[Stored records]
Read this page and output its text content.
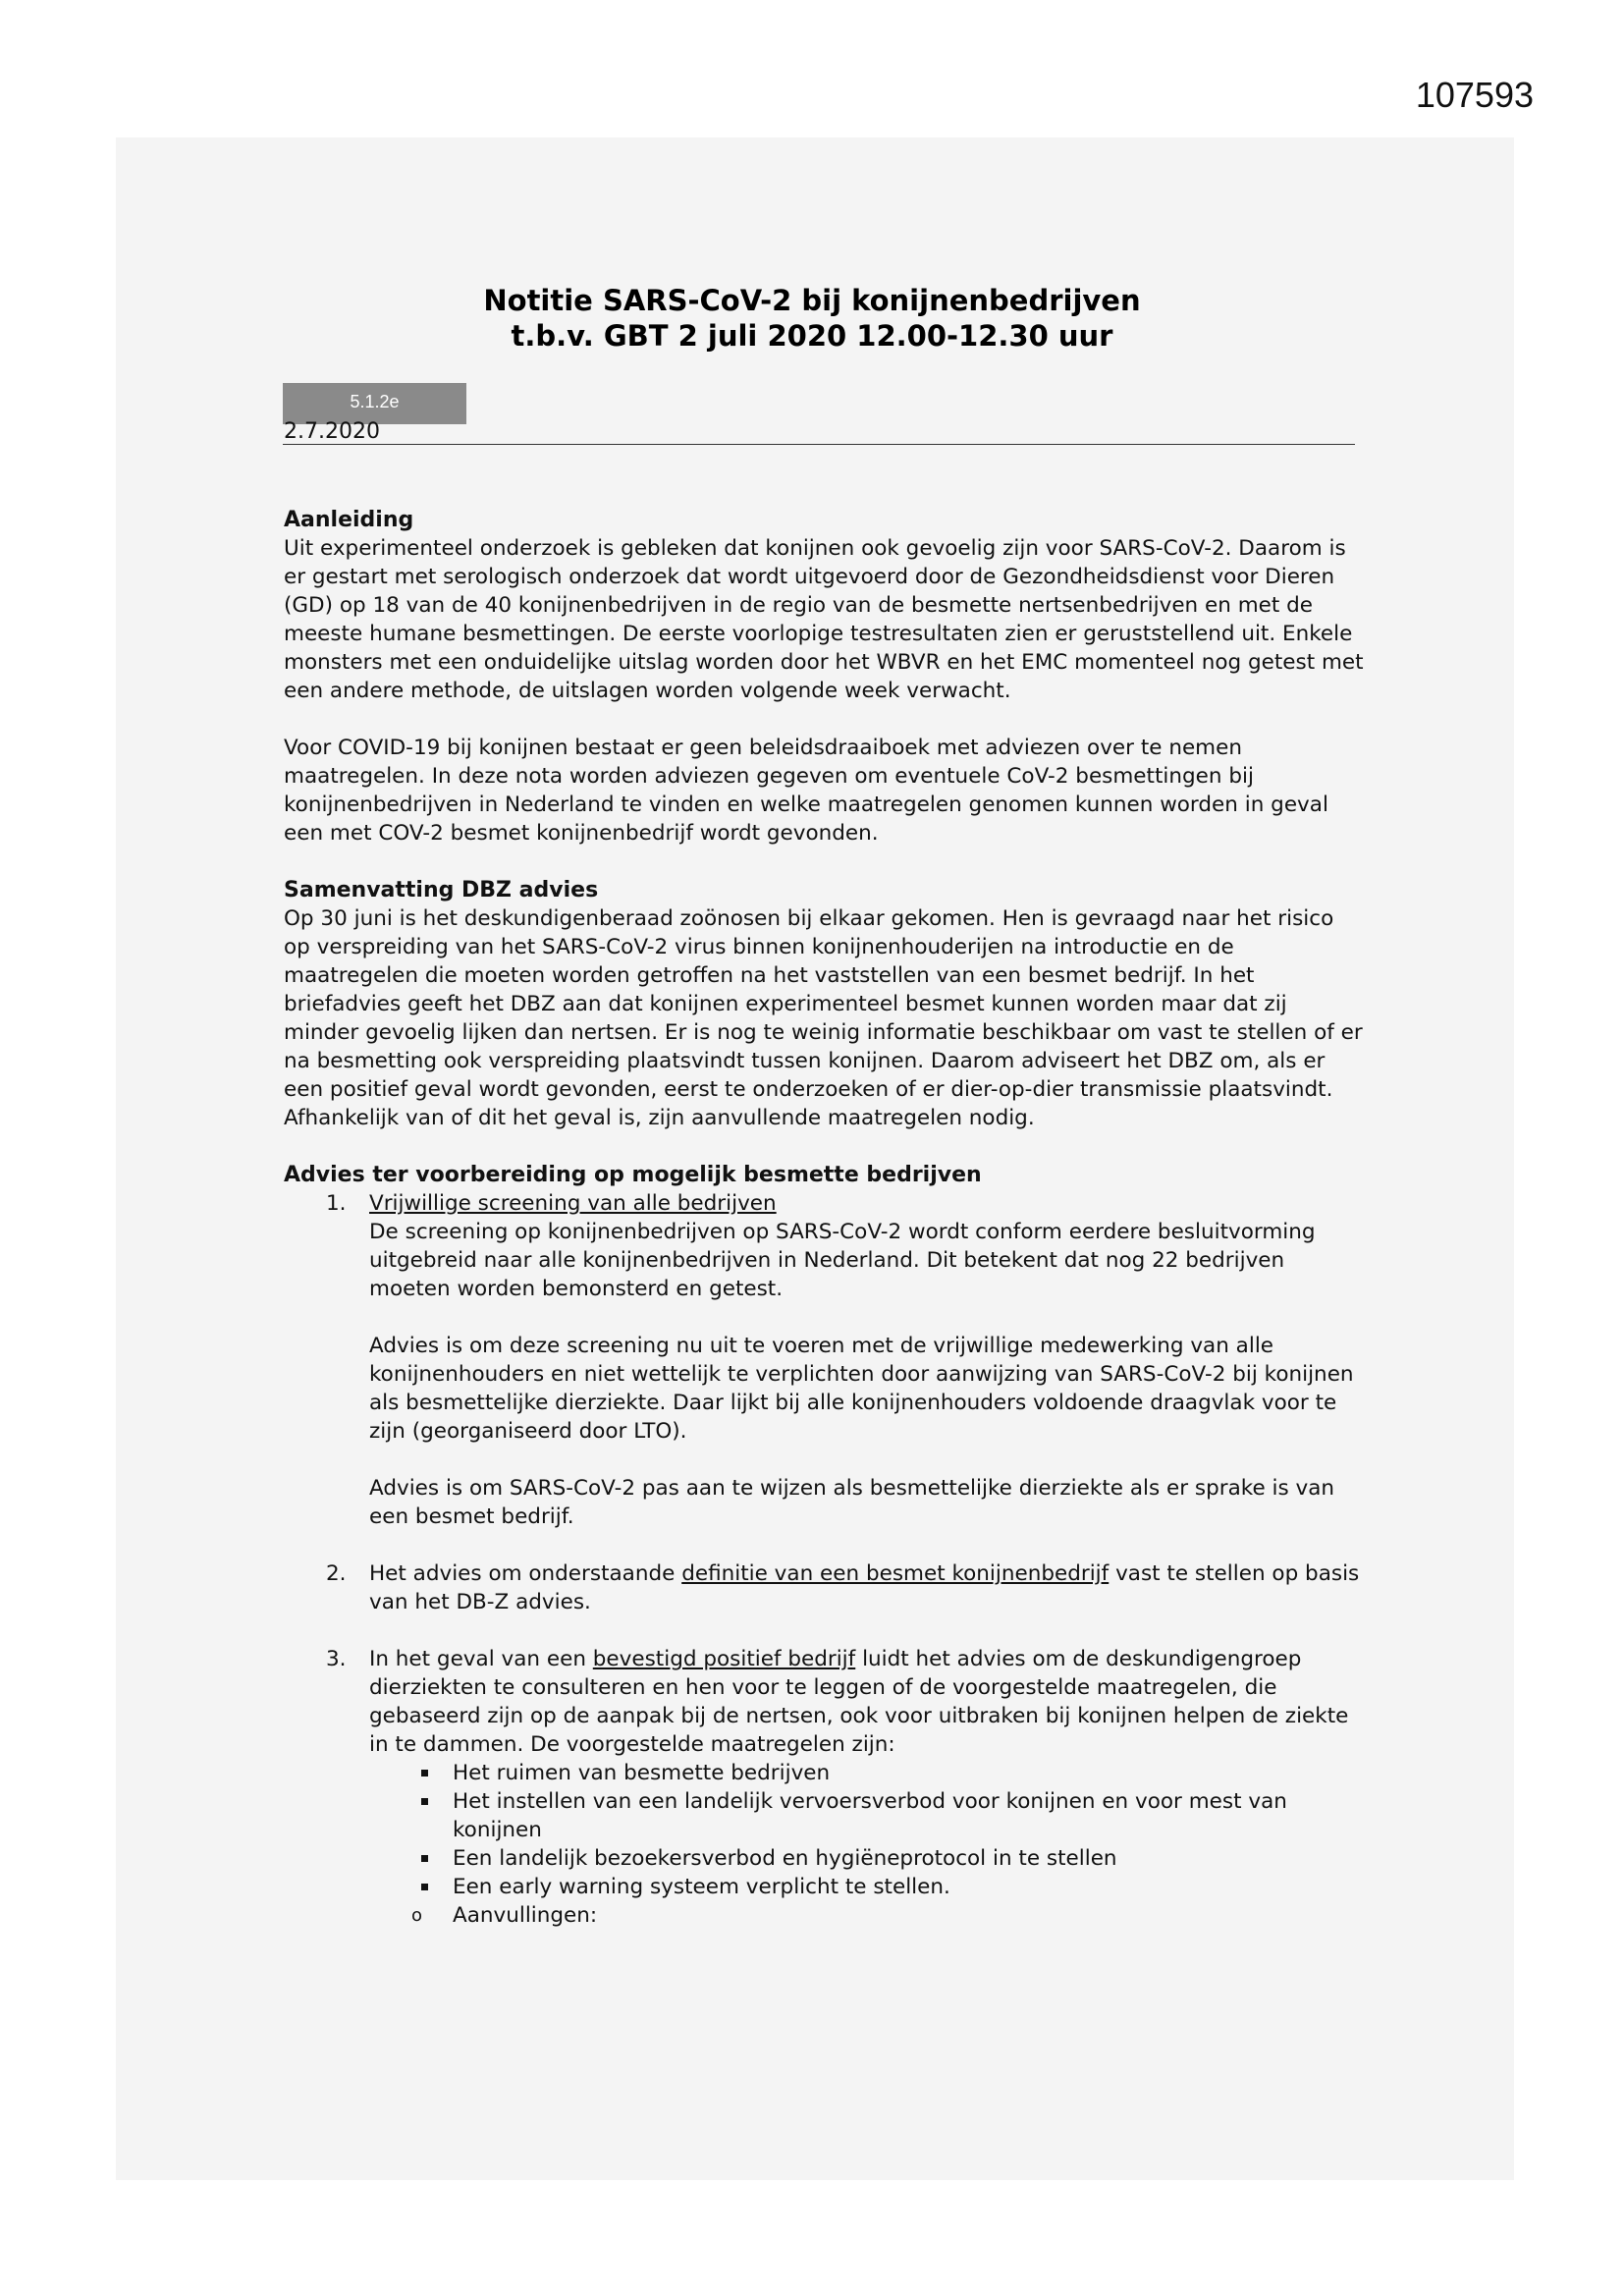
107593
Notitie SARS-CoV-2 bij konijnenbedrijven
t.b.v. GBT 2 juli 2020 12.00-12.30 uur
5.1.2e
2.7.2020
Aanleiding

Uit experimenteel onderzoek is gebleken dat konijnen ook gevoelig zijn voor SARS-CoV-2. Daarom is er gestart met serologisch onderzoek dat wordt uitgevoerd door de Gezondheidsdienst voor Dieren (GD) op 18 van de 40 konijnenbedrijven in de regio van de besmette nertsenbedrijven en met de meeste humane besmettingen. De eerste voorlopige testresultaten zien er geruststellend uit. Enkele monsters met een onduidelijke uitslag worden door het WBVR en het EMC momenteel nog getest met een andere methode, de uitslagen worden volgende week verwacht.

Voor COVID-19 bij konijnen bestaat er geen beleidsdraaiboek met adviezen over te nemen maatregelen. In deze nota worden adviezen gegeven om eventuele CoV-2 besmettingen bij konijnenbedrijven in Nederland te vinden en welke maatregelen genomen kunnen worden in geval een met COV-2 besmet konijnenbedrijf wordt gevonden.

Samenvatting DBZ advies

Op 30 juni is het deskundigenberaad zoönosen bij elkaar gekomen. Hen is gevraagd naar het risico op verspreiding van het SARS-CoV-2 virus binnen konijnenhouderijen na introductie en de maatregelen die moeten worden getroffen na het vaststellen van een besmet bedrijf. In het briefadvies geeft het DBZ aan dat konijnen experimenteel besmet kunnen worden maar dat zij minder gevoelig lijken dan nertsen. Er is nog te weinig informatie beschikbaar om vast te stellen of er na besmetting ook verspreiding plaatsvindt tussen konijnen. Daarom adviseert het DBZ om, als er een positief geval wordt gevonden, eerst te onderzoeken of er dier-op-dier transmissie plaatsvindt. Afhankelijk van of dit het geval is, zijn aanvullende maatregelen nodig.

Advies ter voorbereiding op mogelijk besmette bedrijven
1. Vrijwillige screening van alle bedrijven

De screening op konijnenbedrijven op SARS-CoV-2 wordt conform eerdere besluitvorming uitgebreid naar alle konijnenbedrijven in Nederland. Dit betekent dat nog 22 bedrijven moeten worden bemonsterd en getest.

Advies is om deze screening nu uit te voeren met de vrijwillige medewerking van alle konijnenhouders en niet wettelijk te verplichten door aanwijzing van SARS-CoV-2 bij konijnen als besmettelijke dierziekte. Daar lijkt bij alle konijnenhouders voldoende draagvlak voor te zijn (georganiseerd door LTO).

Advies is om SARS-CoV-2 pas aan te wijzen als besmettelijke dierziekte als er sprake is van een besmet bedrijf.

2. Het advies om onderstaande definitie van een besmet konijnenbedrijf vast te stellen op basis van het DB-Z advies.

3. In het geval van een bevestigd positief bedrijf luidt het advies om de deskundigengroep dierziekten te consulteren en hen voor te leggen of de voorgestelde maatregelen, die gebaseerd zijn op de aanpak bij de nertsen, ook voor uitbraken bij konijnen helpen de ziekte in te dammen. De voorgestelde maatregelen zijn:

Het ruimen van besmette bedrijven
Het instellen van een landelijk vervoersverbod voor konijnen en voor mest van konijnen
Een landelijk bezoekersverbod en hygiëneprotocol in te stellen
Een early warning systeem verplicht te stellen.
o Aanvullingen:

» **Exercise prompt**
Collect the lines of the records that include the string "konijnenbedrijf".

» **Task answer**
Voor COVID-19 bij konijnen bestaat er geen beleidsdraaiboek met adviezen over te nemen maatregelen. In deze nota worden adviezen gegeven om eventuele CoV-2 besmettingen bij konijnenbedrijven in Nederland te vinden en welke maatregelen genomen kunnen worden in geval een met COV-2 besmet konijnenbedrijf wordt gevonden.
2. Het advies om onderstaande definitie van een besmet konijnenbedrijf vast te stellen op basis van het DB-Z advies.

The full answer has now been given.